══ AVAILABLE DATA ══

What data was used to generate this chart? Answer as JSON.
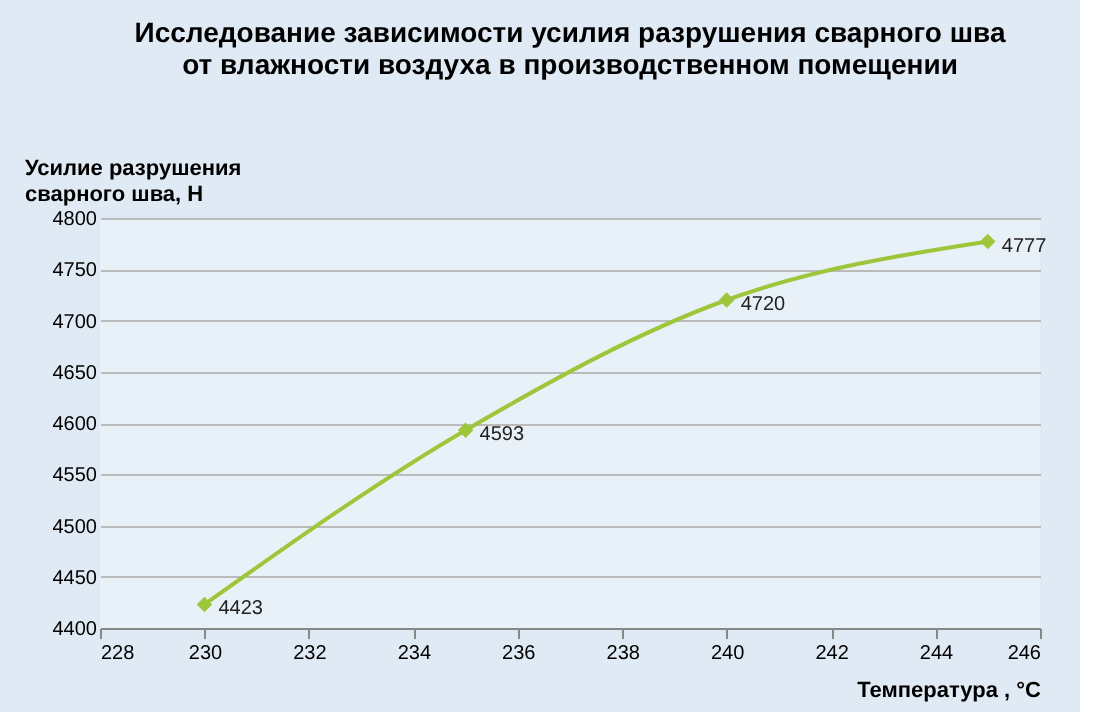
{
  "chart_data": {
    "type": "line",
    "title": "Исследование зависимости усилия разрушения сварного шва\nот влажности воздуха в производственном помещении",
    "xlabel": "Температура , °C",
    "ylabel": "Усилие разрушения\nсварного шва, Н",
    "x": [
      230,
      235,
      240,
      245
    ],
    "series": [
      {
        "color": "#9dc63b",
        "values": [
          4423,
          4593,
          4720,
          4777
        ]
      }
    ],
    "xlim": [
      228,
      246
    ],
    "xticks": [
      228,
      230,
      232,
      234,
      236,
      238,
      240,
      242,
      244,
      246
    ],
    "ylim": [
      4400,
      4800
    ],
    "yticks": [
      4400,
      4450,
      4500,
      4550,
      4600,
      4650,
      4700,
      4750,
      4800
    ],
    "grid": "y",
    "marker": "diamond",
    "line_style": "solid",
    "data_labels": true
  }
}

═══

== TASK DIRECTIONS ==
Take the data above and repeat it exactly, leaving each picture out.

== REPLY TO THE TASK ==
What data was used to generate this chart? Answer as JSON.
{
  "chart_data": {
    "type": "line",
    "title": "Исследование зависимости усилия разрушения сварного шва\nот влажности воздуха в производственном помещении",
    "xlabel": "Температура , °C",
    "ylabel": "Усилие разрушения\nсварного шва, Н",
    "x": [
      230,
      235,
      240,
      245
    ],
    "series": [
      {
        "color": "#9dc63b",
        "values": [
          4423,
          4593,
          4720,
          4777
        ]
      }
    ],
    "xlim": [
      228,
      246
    ],
    "xticks": [
      228,
      230,
      232,
      234,
      236,
      238,
      240,
      242,
      244,
      246
    ],
    "ylim": [
      4400,
      4800
    ],
    "yticks": [
      4400,
      4450,
      4500,
      4550,
      4600,
      4650,
      4700,
      4750,
      4800
    ],
    "grid": "y",
    "marker": "diamond",
    "line_style": "solid",
    "data_labels": true
  }
}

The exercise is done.